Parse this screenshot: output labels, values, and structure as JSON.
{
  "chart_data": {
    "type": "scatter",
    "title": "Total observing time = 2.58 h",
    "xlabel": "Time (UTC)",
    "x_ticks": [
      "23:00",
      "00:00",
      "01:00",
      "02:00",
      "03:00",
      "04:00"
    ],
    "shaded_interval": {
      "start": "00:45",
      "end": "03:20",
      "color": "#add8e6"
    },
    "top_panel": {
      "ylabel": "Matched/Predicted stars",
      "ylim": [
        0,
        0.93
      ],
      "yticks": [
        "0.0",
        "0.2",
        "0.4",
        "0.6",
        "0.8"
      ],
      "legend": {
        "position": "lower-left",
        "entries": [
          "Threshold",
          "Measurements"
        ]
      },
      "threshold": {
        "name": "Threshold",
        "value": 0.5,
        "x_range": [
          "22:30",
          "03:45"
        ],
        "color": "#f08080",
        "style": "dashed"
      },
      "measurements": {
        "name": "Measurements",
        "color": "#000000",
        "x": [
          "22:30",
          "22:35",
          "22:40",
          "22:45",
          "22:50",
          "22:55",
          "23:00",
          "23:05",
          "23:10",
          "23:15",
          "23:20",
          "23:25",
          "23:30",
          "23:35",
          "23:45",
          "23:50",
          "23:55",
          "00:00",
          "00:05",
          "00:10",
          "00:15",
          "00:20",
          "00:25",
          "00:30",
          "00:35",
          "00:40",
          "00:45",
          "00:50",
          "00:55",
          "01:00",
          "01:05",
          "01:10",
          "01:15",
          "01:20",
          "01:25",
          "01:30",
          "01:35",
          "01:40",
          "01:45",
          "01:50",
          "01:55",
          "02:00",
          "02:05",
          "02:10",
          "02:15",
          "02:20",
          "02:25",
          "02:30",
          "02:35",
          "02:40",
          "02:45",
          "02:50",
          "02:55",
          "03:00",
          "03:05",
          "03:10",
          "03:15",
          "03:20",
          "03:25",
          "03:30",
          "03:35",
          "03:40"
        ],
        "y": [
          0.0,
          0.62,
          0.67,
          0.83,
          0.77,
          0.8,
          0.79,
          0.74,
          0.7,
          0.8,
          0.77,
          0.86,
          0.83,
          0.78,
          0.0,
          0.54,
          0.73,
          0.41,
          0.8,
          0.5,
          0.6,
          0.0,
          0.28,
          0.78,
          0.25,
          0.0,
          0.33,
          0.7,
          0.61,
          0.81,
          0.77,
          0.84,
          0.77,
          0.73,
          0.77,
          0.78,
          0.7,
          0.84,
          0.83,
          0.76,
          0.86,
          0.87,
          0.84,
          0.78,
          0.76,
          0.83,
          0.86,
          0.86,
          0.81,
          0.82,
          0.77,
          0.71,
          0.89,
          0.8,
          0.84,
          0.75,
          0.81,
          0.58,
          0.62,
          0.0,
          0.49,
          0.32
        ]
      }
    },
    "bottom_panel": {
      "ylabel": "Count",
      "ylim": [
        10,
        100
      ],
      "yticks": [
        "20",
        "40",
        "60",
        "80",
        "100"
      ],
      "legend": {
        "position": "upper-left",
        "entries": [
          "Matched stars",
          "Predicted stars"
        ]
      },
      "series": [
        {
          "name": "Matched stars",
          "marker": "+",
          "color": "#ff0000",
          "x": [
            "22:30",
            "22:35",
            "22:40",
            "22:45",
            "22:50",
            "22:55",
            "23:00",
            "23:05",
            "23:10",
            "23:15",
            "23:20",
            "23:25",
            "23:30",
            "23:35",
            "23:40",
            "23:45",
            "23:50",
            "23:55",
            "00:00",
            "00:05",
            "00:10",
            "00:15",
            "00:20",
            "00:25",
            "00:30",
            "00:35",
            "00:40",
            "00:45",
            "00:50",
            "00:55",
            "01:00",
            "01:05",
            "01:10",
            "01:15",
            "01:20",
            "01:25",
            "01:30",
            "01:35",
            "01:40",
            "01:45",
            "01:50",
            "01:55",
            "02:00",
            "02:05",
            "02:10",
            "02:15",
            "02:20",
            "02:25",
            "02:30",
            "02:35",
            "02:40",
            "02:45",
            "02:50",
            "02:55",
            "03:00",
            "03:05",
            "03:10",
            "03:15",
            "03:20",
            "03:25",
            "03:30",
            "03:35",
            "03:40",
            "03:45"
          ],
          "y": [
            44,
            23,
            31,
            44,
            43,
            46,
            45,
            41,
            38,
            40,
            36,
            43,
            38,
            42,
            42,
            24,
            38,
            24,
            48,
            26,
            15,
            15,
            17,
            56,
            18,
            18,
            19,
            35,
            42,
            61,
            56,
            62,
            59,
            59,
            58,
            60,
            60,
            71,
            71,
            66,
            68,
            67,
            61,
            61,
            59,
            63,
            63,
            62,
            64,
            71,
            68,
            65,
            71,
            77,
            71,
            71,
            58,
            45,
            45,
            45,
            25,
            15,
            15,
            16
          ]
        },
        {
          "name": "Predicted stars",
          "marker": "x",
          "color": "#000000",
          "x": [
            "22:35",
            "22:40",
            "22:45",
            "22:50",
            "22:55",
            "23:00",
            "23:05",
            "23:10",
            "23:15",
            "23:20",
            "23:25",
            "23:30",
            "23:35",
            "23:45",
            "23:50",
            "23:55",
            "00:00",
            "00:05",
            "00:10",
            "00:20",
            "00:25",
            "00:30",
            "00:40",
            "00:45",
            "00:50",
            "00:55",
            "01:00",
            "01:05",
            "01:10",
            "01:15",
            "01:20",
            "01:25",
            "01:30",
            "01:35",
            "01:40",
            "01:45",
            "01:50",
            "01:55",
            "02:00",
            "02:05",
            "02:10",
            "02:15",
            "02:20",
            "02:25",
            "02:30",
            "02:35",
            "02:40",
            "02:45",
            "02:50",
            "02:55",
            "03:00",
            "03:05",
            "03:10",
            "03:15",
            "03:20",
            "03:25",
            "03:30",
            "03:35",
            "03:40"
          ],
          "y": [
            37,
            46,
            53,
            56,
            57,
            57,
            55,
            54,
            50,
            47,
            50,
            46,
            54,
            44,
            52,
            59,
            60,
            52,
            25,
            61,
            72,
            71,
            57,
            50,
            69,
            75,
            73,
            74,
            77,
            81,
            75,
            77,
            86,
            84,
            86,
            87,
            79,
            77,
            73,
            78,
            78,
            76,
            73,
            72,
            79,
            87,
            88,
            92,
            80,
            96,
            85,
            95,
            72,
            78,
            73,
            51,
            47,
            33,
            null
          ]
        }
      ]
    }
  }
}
────────────────────
Written task: Among the entries, how many lines include the word "stars"? Answer with a single number and nothing further.

Task result: 5